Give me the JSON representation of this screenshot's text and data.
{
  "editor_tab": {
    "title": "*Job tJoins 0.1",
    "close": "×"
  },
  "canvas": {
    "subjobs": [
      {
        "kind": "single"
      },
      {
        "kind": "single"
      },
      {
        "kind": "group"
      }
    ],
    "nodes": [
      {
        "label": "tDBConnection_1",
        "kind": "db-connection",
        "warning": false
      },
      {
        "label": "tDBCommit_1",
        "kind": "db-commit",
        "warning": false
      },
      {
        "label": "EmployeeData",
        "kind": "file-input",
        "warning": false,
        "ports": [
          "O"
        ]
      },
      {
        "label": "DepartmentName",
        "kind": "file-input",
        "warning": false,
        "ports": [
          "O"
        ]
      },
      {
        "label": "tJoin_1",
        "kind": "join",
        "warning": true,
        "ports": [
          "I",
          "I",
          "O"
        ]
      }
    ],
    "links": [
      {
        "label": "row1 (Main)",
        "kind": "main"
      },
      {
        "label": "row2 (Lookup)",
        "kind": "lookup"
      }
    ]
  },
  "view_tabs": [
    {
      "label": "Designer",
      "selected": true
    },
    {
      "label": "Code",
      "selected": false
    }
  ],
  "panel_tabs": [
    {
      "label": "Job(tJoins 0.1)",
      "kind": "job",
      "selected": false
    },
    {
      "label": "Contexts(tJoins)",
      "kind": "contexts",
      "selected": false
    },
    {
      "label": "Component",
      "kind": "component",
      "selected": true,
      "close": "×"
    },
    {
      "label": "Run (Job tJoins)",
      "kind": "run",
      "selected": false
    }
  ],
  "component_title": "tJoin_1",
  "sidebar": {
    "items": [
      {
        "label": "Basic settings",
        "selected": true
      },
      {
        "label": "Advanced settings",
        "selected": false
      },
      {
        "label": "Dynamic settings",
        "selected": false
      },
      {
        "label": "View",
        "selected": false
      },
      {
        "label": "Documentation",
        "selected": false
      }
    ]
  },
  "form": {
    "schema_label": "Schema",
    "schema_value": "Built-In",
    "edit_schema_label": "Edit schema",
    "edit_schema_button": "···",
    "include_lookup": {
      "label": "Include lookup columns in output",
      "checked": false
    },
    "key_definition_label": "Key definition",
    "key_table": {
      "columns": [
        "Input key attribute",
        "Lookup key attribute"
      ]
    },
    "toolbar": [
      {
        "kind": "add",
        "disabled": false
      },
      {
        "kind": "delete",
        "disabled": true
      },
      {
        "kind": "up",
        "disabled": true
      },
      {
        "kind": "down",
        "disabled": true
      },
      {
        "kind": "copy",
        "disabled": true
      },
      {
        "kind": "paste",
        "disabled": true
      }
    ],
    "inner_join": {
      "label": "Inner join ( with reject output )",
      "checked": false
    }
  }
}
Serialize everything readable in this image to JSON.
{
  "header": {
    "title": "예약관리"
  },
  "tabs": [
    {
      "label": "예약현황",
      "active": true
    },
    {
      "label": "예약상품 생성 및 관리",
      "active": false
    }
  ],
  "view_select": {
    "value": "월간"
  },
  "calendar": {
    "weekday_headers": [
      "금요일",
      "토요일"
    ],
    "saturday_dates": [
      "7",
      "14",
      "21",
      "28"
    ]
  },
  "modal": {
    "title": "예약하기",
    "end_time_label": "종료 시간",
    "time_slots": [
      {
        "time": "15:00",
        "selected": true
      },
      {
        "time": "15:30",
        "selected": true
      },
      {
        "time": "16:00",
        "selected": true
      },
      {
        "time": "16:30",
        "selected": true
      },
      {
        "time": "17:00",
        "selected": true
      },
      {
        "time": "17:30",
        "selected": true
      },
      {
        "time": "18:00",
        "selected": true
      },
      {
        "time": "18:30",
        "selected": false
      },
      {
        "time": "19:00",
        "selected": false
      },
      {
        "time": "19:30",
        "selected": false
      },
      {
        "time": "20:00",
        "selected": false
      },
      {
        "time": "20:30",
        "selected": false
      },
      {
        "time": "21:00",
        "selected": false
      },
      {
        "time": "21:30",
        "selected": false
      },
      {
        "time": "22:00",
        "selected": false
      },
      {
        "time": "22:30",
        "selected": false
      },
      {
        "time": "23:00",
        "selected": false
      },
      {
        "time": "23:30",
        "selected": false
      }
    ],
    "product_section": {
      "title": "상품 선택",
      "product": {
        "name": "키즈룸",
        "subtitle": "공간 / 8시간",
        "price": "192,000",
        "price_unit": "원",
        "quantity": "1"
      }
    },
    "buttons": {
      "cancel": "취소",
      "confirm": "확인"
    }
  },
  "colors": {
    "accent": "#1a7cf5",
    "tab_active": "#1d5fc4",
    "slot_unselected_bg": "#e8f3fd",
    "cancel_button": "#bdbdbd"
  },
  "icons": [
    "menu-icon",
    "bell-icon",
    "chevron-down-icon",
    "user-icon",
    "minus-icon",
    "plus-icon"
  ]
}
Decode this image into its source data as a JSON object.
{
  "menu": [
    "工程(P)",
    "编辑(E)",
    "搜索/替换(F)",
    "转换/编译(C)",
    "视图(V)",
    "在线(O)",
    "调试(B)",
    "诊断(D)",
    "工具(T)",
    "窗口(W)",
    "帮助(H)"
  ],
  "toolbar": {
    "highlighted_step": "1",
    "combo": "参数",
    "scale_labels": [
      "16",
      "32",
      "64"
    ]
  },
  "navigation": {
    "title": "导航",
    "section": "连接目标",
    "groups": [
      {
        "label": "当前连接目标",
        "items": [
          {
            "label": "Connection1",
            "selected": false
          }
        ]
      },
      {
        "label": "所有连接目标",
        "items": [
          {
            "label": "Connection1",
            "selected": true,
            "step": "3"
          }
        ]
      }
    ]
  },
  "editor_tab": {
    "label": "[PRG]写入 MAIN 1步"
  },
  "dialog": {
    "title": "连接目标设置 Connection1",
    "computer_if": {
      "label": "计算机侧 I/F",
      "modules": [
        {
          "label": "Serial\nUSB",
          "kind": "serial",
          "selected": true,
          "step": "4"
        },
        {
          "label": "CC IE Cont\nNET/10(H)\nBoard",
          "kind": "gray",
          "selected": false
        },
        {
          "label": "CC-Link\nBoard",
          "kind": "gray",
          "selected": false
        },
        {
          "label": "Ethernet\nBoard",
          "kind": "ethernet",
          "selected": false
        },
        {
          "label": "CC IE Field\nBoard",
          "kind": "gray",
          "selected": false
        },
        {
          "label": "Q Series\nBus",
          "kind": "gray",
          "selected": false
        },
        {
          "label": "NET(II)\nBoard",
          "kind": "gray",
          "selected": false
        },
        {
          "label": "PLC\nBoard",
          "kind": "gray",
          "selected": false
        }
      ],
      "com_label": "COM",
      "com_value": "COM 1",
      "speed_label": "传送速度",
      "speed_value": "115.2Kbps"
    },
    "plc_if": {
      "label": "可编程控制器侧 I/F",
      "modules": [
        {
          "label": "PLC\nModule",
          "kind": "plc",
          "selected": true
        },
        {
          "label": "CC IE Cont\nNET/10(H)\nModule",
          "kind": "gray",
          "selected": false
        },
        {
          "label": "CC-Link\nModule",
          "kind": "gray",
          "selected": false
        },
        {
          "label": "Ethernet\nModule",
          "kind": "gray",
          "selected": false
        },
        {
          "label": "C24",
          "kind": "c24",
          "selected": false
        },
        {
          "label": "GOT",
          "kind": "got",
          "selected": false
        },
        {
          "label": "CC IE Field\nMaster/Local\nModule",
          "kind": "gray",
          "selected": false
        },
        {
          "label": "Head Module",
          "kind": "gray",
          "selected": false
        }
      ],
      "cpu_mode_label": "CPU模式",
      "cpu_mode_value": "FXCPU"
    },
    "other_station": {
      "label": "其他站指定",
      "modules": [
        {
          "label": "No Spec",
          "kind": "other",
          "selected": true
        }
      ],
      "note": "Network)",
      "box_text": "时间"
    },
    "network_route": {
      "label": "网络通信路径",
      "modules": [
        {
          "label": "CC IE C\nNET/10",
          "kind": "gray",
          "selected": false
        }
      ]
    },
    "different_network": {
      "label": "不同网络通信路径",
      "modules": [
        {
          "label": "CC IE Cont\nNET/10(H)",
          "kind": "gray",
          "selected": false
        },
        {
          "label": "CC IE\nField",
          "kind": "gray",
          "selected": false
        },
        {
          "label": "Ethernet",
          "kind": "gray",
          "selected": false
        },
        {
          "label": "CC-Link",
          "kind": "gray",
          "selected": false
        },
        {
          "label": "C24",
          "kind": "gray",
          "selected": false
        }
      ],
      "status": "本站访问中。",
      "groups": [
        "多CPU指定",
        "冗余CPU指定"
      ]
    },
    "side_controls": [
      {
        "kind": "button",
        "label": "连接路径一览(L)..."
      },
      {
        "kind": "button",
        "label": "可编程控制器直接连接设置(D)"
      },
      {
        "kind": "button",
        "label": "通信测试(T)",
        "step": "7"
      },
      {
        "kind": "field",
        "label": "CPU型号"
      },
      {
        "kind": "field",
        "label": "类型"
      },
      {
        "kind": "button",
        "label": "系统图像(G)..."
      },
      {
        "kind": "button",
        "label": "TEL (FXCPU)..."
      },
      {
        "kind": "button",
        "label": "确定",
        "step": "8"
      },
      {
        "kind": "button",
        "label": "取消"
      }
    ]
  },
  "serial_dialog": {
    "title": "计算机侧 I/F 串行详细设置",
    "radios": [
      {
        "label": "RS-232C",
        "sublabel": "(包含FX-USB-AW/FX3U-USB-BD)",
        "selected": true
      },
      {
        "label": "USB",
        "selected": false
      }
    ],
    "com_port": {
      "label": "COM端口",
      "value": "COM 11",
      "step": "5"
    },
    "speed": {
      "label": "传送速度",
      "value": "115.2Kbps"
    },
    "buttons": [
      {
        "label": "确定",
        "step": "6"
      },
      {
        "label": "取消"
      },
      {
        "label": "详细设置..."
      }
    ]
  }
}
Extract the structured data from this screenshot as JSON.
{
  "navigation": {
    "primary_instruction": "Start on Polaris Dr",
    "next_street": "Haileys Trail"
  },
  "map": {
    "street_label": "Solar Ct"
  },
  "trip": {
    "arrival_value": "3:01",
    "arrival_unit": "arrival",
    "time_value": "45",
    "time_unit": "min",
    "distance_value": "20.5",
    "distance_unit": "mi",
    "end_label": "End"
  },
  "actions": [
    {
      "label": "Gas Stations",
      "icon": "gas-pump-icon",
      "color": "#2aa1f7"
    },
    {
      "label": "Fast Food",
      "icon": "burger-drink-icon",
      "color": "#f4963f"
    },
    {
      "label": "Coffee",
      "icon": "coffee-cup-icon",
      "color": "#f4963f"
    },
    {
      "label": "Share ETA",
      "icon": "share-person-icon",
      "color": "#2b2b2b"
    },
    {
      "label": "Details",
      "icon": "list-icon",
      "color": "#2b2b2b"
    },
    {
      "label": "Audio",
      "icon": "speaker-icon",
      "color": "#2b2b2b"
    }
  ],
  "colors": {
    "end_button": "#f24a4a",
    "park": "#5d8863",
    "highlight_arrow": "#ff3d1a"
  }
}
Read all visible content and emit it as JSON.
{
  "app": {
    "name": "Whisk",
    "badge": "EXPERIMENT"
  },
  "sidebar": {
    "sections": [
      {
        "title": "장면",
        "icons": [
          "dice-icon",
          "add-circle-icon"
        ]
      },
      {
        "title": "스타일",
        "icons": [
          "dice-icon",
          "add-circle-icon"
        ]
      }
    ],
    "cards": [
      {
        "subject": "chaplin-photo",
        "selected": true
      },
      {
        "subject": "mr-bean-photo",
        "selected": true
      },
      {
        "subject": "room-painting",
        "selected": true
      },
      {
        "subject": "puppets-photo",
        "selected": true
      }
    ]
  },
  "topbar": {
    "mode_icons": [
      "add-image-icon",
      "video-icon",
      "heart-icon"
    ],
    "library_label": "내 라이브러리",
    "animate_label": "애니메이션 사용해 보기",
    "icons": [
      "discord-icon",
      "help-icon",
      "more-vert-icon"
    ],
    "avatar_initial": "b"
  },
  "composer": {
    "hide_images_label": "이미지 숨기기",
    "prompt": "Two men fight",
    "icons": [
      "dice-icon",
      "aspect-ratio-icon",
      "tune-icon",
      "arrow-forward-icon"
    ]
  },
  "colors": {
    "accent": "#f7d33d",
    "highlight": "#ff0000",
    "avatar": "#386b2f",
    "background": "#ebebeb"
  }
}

┄┄┄┄┄┄

Write only the number of lines that include "subject".

4